---- EXTRACTED DATA

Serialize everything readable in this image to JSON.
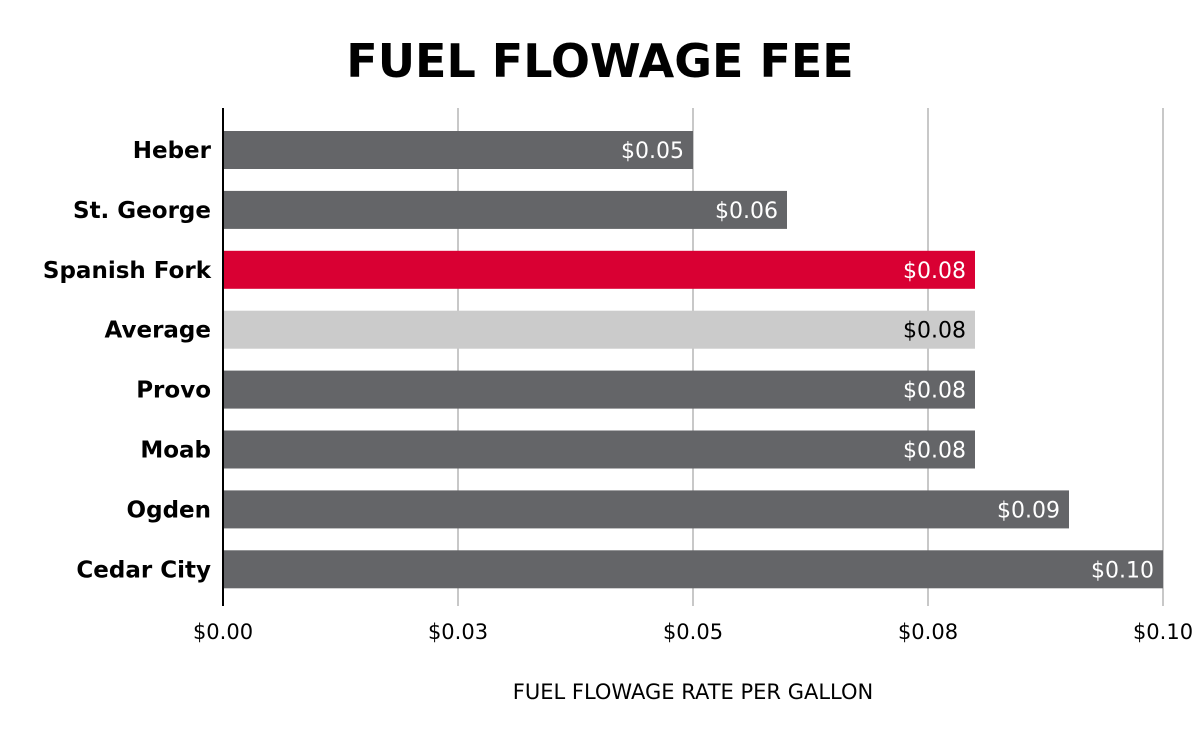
{
  "chart_data": {
    "type": "bar",
    "orientation": "horizontal",
    "title": "FUEL FLOWAGE FEE",
    "xlabel": "FUEL FLOWAGE RATE PER GALLON",
    "ylabel": "",
    "xlim": [
      0,
      0.1
    ],
    "grid": true,
    "legend": "none",
    "x_ticks": [
      {
        "value": 0.0,
        "label": "$0.00"
      },
      {
        "value": 0.025,
        "label": "$0.03"
      },
      {
        "value": 0.05,
        "label": "$0.05"
      },
      {
        "value": 0.075,
        "label": "$0.08"
      },
      {
        "value": 0.1,
        "label": "$0.10"
      }
    ],
    "bars": [
      {
        "category": "Heber",
        "value": 0.05,
        "label": "$0.05",
        "color": "#646568",
        "label_color": "#ffffff"
      },
      {
        "category": "St. George",
        "value": 0.06,
        "label": "$0.06",
        "color": "#646568",
        "label_color": "#ffffff"
      },
      {
        "category": "Spanish Fork",
        "value": 0.08,
        "label": "$0.08",
        "color": "#d90033",
        "label_color": "#ffffff"
      },
      {
        "category": "Average",
        "value": 0.08,
        "label": "$0.08",
        "color": "#cbcbcb",
        "label_color": "#000000"
      },
      {
        "category": "Provo",
        "value": 0.08,
        "label": "$0.08",
        "color": "#646568",
        "label_color": "#ffffff"
      },
      {
        "category": "Moab",
        "value": 0.08,
        "label": "$0.08",
        "color": "#646568",
        "label_color": "#ffffff"
      },
      {
        "category": "Ogden",
        "value": 0.09,
        "label": "$0.09",
        "color": "#646568",
        "label_color": "#ffffff"
      },
      {
        "category": "Cedar City",
        "value": 0.1,
        "label": "$0.10",
        "color": "#646568",
        "label_color": "#ffffff"
      }
    ]
  }
}
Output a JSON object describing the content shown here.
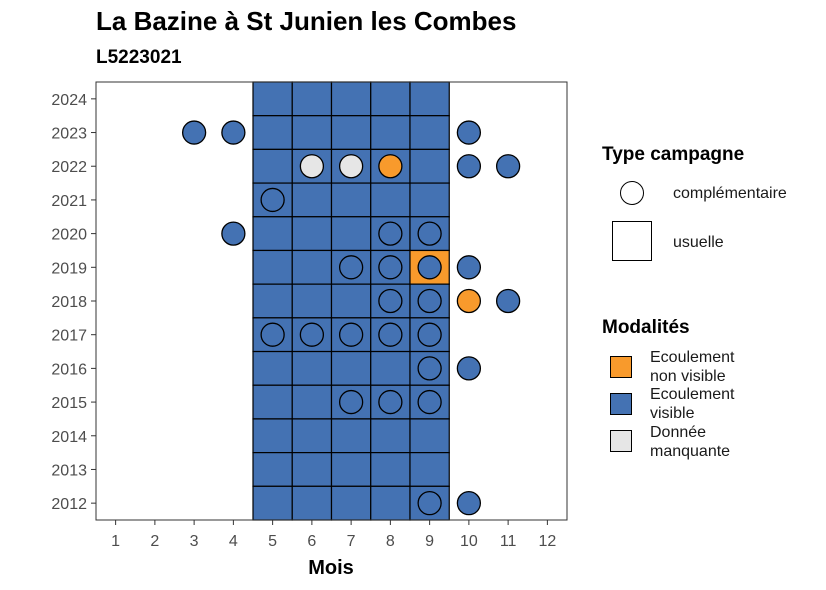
{
  "title": "La Bazine à St Junien les Combes",
  "subtitle": "L5223021",
  "chart_data": {
    "type": "heatmap",
    "xlabel": "Mois",
    "ylabel": "",
    "x_ticks": [
      1,
      2,
      3,
      4,
      5,
      6,
      7,
      8,
      9,
      10,
      11,
      12
    ],
    "y_ticks": [
      2012,
      2013,
      2014,
      2015,
      2016,
      2017,
      2018,
      2019,
      2020,
      2021,
      2022,
      2023,
      2024
    ],
    "xlim": [
      0.5,
      12.5
    ],
    "ylim": [
      2011.5,
      2024.5
    ],
    "colors": {
      "Ecoulement non visible": "#f89a2c",
      "Ecoulement visible": "#4472b3",
      "Donnée manquante": "#e6e6e6"
    },
    "usuelle": [
      {
        "year": 2024,
        "months": [
          5,
          6,
          7,
          8,
          9
        ],
        "modality": "Ecoulement visible"
      },
      {
        "year": 2023,
        "months": [
          5,
          6,
          7,
          8,
          9
        ],
        "modality": "Ecoulement visible"
      },
      {
        "year": 2022,
        "months": [
          5,
          6,
          7,
          8,
          9
        ],
        "modality": "Ecoulement visible"
      },
      {
        "year": 2021,
        "months": [
          5,
          6,
          7,
          8,
          9
        ],
        "modality": "Ecoulement visible"
      },
      {
        "year": 2020,
        "months": [
          5,
          6,
          7,
          8,
          9
        ],
        "modality": "Ecoulement visible"
      },
      {
        "year": 2019,
        "months": [
          5,
          6,
          7,
          8
        ],
        "modality": "Ecoulement visible"
      },
      {
        "year": 2019,
        "months": [
          9
        ],
        "modality": "Ecoulement non visible"
      },
      {
        "year": 2018,
        "months": [
          5,
          6,
          7,
          8,
          9
        ],
        "modality": "Ecoulement visible"
      },
      {
        "year": 2017,
        "months": [
          5,
          6,
          7,
          8,
          9
        ],
        "modality": "Ecoulement visible"
      },
      {
        "year": 2016,
        "months": [
          5,
          6,
          7,
          8,
          9
        ],
        "modality": "Ecoulement visible"
      },
      {
        "year": 2015,
        "months": [
          5,
          6,
          7,
          8,
          9
        ],
        "modality": "Ecoulement visible"
      },
      {
        "year": 2014,
        "months": [
          5,
          6,
          7,
          8,
          9
        ],
        "modality": "Ecoulement visible"
      },
      {
        "year": 2013,
        "months": [
          5,
          6,
          7,
          8,
          9
        ],
        "modality": "Ecoulement visible"
      },
      {
        "year": 2012,
        "months": [
          5,
          6,
          7,
          8,
          9
        ],
        "modality": "Ecoulement visible"
      }
    ],
    "complementaire": [
      {
        "year": 2023,
        "month": 3,
        "modality": "Ecoulement visible"
      },
      {
        "year": 2023,
        "month": 4,
        "modality": "Ecoulement visible"
      },
      {
        "year": 2023,
        "month": 10,
        "modality": "Ecoulement visible"
      },
      {
        "year": 2022,
        "month": 6,
        "modality": "Donnée manquante"
      },
      {
        "year": 2022,
        "month": 7,
        "modality": "Donnée manquante"
      },
      {
        "year": 2022,
        "month": 8,
        "modality": "Ecoulement non visible"
      },
      {
        "year": 2022,
        "month": 10,
        "modality": "Ecoulement visible"
      },
      {
        "year": 2022,
        "month": 11,
        "modality": "Ecoulement visible"
      },
      {
        "year": 2021,
        "month": 5,
        "modality": "Ecoulement visible"
      },
      {
        "year": 2020,
        "month": 4,
        "modality": "Ecoulement visible"
      },
      {
        "year": 2020,
        "month": 8,
        "modality": "Ecoulement visible"
      },
      {
        "year": 2020,
        "month": 9,
        "modality": "Ecoulement visible"
      },
      {
        "year": 2019,
        "month": 7,
        "modality": "Ecoulement visible"
      },
      {
        "year": 2019,
        "month": 8,
        "modality": "Ecoulement visible"
      },
      {
        "year": 2019,
        "month": 9,
        "modality": "Ecoulement visible"
      },
      {
        "year": 2019,
        "month": 10,
        "modality": "Ecoulement visible"
      },
      {
        "year": 2018,
        "month": 8,
        "modality": "Ecoulement visible"
      },
      {
        "year": 2018,
        "month": 9,
        "modality": "Ecoulement visible"
      },
      {
        "year": 2018,
        "month": 10,
        "modality": "Ecoulement non visible"
      },
      {
        "year": 2018,
        "month": 11,
        "modality": "Ecoulement visible"
      },
      {
        "year": 2017,
        "month": 5,
        "modality": "Ecoulement visible"
      },
      {
        "year": 2017,
        "month": 6,
        "modality": "Ecoulement visible"
      },
      {
        "year": 2017,
        "month": 7,
        "modality": "Ecoulement visible"
      },
      {
        "year": 2017,
        "month": 8,
        "modality": "Ecoulement visible"
      },
      {
        "year": 2017,
        "month": 9,
        "modality": "Ecoulement visible"
      },
      {
        "year": 2016,
        "month": 9,
        "modality": "Ecoulement visible"
      },
      {
        "year": 2016,
        "month": 10,
        "modality": "Ecoulement visible"
      },
      {
        "year": 2015,
        "month": 7,
        "modality": "Ecoulement visible"
      },
      {
        "year": 2015,
        "month": 8,
        "modality": "Ecoulement visible"
      },
      {
        "year": 2015,
        "month": 9,
        "modality": "Ecoulement visible"
      },
      {
        "year": 2012,
        "month": 9,
        "modality": "Ecoulement visible"
      },
      {
        "year": 2012,
        "month": 10,
        "modality": "Ecoulement visible"
      }
    ]
  },
  "legend": {
    "type_title": "Type campagne",
    "type_items": [
      {
        "label": "complémentaire",
        "shape": "circle"
      },
      {
        "label": "usuelle",
        "shape": "square"
      }
    ],
    "mod_title": "Modalités",
    "mod_items": [
      {
        "label_line1": "Ecoulement",
        "label_line2": "non visible",
        "color": "#f89a2c"
      },
      {
        "label_line1": "Ecoulement",
        "label_line2": "visible",
        "color": "#4472b3"
      },
      {
        "label_line1": "Donnée",
        "label_line2": "manquante",
        "color": "#e6e6e6"
      }
    ]
  }
}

--------

◆ INSTRUCTIONS TO FOLLOW ◆
In the entries above, identify every line with the string "Donnée".

◆ PROBLEM SOLUTION ◆
      "Donnée manquante": "#e6e6e6"
        "modality": "Donnée manquante"
        "modality": "Donnée manquante"
        "label_line1": "Donnée",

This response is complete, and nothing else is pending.